• _The input_
## Begin

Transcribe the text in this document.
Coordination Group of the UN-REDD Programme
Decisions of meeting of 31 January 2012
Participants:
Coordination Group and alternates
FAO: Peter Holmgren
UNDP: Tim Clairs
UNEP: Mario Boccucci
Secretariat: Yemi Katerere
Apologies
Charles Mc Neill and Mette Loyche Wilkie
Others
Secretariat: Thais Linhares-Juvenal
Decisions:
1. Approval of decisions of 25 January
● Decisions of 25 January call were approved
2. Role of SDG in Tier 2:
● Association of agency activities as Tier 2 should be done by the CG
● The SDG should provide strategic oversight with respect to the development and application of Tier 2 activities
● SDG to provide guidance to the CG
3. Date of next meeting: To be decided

## End

• _Required work_
Only lines with the word "activities" are wanted, so copy each one from the records.

• _Response below_
● Association of agency activities as Tier 2 should be done by the CG
● The SDG should provide strategic oversight with respect to the development and application of Tier 2 activities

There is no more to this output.